• **Work required**: Arrange each line of the material below as a numbered list, skipping any blank lines. Leave the pictures out of your answer.

• **Data in this exercise**:
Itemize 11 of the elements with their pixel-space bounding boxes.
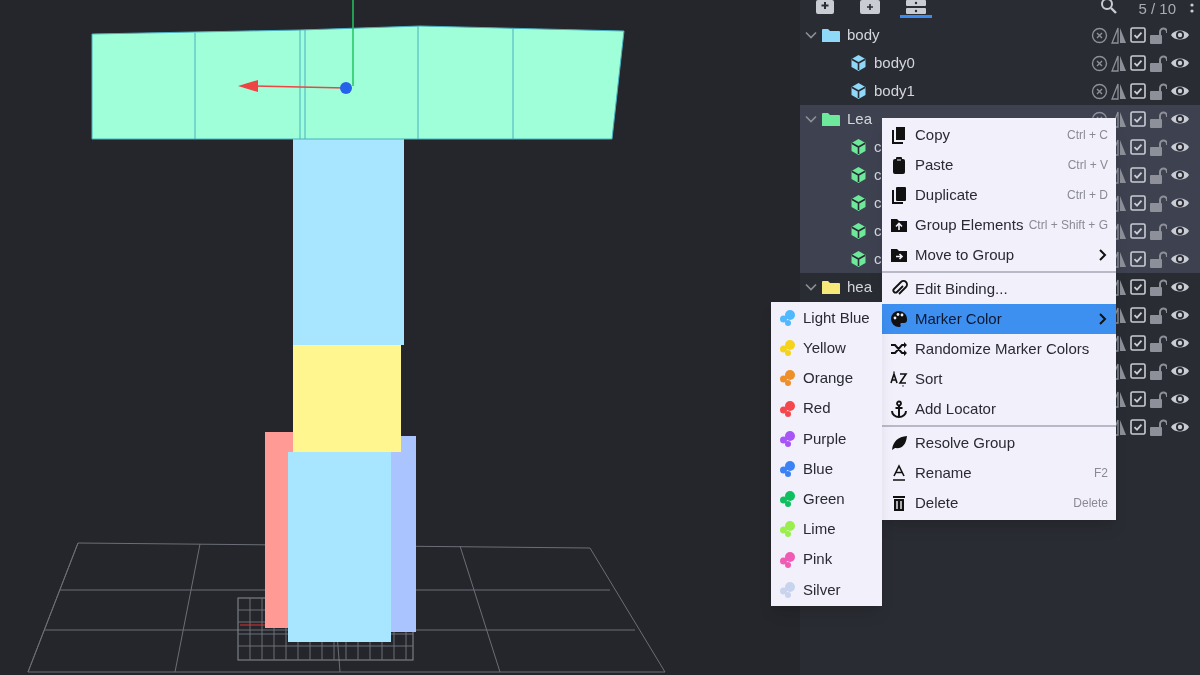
- outliner-item-name: c: [874, 248, 882, 269]
- outliner-item-name: c: [874, 220, 882, 241]
- outliner-item-name: body0: [874, 52, 915, 73]
- outliner-item-name: c: [874, 192, 882, 213]
- outliner-item-name: hea: [847, 276, 873, 297]
- outliner-item-name: c: [874, 136, 882, 157]
- outliner-item-name: body1: [874, 80, 915, 101]
- outliner-item-name: c: [874, 164, 882, 185]
- outliner-item-name: body: [847, 24, 880, 45]
- element-counter: 5 / 10: [1138, 0, 1176, 18]
- outliner-item-name: Lea: [847, 108, 873, 129]
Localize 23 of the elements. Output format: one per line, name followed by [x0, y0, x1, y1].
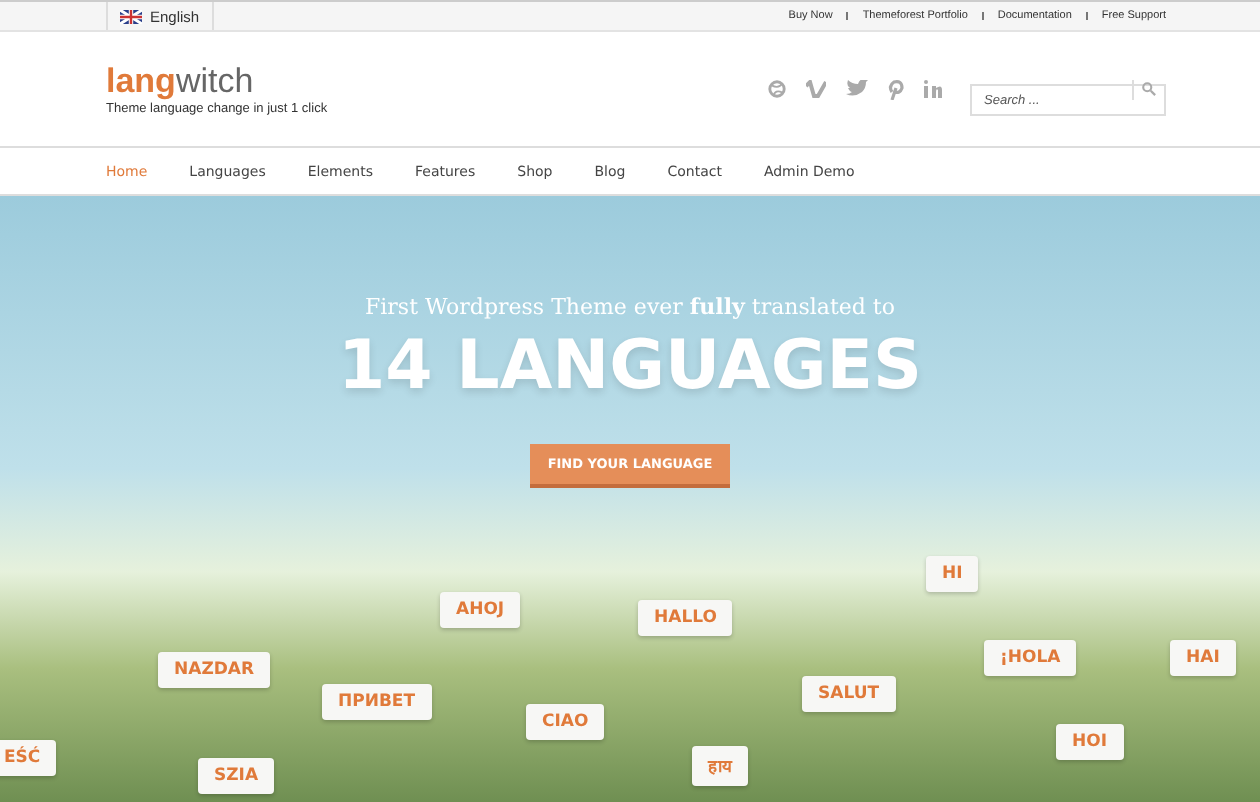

• **Solved exercise**:
1. Itemize 11 of the elements with their pixel-space bounding boxes.
2. - outliner-item-name: c: [874, 248, 882, 269]
3. - outliner-item-name: c: [874, 220, 882, 241]
4. - outliner-item-name: body0: [874, 52, 915, 73]
5. - outliner-item-name: c: [874, 192, 882, 213]
6. - outliner-item-name: hea: [847, 276, 873, 297]
7. - outliner-item-name: c: [874, 136, 882, 157]
8. - outliner-item-name: body1: [874, 80, 915, 101]
9. - outliner-item-name: c: [874, 164, 882, 185]
10. - outliner-item-name: body: [847, 24, 880, 45]
11. - element-counter: 5 / 10: [1138, 0, 1176, 18]
12. - outliner-item-name: Lea: [847, 108, 873, 129]
13. Localize 23 of the elements. Output format: one per line, name followed by [x0, y0, x1, y1].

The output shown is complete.